── Extracted material ──
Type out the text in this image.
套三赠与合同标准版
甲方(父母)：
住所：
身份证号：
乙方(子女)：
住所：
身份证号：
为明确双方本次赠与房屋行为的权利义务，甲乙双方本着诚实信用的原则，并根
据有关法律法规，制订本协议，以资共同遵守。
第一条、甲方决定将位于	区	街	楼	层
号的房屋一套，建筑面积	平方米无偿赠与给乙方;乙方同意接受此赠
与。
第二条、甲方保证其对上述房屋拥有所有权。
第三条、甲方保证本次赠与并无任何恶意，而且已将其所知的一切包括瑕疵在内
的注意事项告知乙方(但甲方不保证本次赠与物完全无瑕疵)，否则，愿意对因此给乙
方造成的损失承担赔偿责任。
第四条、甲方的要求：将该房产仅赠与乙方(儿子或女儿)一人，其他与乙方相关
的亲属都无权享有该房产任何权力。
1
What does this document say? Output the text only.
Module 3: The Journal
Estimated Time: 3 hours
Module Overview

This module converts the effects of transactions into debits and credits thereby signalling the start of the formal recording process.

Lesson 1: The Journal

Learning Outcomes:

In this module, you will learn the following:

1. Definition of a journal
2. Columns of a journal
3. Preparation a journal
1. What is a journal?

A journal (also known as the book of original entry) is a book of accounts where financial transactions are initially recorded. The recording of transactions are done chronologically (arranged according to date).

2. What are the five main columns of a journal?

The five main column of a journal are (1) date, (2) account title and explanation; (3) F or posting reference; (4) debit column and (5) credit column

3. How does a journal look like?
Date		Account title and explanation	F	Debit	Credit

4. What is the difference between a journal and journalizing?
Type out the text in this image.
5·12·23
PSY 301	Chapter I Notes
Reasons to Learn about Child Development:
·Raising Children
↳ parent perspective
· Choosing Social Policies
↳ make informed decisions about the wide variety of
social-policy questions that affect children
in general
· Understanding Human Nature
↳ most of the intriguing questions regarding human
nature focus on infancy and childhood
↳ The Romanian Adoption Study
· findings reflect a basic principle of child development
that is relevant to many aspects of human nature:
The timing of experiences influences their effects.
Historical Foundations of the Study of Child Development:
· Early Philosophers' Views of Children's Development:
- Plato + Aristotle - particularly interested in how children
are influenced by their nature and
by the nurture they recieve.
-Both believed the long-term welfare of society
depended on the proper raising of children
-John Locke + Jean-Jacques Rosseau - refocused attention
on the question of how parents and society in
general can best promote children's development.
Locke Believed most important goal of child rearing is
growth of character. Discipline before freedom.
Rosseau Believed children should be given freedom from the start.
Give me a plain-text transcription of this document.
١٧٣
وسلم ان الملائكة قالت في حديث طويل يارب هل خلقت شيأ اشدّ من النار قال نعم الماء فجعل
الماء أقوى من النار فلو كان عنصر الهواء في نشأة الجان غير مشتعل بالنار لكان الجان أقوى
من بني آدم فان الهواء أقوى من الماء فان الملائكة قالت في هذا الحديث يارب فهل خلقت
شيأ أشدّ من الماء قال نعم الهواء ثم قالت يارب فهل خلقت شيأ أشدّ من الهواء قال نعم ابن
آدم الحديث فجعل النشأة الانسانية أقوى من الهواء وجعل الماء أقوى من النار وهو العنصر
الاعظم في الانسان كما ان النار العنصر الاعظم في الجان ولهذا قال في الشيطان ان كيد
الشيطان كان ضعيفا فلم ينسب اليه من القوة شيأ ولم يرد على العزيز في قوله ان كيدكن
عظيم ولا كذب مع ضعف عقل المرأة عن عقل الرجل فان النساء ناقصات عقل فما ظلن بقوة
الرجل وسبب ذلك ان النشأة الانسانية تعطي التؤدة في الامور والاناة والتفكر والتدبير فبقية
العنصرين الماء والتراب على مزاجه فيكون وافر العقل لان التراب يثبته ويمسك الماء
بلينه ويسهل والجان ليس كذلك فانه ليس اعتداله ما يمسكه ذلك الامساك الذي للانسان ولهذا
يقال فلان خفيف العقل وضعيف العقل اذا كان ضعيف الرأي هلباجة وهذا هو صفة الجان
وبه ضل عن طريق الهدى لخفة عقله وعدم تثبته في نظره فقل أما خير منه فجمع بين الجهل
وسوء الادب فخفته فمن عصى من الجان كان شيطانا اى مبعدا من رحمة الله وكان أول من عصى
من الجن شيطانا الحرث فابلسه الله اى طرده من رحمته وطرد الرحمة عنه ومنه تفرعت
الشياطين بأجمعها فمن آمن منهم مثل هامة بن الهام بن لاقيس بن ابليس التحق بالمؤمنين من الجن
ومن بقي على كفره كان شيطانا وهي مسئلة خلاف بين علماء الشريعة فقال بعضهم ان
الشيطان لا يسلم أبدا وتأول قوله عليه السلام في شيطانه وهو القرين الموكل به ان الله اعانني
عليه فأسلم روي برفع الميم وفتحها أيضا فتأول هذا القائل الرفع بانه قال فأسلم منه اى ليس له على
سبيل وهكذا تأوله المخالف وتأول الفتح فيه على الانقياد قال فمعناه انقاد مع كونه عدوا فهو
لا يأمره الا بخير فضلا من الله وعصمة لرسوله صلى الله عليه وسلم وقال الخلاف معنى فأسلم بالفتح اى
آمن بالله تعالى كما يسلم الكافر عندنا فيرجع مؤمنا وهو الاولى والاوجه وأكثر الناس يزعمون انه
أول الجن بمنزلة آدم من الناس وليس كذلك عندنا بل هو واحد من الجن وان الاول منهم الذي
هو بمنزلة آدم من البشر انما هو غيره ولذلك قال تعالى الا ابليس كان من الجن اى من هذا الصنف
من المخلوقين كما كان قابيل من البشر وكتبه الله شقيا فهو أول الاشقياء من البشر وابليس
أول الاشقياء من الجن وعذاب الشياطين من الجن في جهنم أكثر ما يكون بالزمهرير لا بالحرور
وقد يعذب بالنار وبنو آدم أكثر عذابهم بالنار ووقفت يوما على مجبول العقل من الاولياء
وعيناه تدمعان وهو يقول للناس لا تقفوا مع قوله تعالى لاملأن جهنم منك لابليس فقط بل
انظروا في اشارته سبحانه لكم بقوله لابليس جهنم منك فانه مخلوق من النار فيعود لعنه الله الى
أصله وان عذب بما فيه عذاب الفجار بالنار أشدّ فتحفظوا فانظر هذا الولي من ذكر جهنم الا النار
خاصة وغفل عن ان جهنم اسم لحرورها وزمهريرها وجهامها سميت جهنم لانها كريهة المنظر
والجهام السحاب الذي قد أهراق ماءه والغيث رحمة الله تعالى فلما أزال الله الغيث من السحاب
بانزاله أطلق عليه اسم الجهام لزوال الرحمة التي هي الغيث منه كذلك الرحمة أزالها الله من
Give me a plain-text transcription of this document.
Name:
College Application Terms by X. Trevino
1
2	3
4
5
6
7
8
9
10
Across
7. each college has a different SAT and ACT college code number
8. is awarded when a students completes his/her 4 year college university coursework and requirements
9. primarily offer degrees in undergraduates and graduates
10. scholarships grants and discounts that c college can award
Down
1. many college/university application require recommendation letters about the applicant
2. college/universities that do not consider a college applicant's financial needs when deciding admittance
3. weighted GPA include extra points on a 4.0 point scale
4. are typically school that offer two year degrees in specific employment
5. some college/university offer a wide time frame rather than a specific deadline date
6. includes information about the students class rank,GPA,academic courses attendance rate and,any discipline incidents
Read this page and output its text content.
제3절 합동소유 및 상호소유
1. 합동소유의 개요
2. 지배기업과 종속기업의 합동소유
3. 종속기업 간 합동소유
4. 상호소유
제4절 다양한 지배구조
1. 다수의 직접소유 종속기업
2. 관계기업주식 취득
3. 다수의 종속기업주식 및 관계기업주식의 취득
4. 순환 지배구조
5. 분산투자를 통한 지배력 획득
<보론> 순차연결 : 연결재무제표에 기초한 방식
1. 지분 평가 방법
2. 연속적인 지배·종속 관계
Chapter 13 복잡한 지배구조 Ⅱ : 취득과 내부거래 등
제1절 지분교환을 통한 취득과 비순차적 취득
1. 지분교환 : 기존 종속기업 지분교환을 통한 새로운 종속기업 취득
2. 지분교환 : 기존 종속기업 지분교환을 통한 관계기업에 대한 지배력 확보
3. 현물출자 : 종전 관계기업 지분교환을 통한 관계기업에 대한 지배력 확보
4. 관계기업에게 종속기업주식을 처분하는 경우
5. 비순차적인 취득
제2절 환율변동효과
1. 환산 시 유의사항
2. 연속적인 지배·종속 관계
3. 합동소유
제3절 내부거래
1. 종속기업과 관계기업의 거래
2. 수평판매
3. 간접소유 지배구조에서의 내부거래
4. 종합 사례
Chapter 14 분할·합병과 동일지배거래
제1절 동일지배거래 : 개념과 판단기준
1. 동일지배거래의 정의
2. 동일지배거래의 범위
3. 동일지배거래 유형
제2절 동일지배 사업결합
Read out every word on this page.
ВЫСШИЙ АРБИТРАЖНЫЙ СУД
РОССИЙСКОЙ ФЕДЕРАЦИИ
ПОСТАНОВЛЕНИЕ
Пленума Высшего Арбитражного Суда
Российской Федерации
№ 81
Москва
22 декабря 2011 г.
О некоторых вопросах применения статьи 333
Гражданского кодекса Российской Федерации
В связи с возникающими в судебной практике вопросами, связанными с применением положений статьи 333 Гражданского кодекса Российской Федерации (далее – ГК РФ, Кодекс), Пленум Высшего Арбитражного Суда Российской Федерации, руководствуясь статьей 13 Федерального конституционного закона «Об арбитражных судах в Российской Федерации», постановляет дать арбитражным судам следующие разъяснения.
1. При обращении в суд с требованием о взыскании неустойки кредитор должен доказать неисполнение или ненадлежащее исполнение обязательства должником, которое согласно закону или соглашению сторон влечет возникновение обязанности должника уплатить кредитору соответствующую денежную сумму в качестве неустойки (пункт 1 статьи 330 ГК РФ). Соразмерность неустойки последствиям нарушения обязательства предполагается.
───
● Goal of the exercise
Take every line containing the word "Study" and copy it.

● Worked answer
↳ The Romanian Adoption Study
Historical Foundations of the Study of Child Development:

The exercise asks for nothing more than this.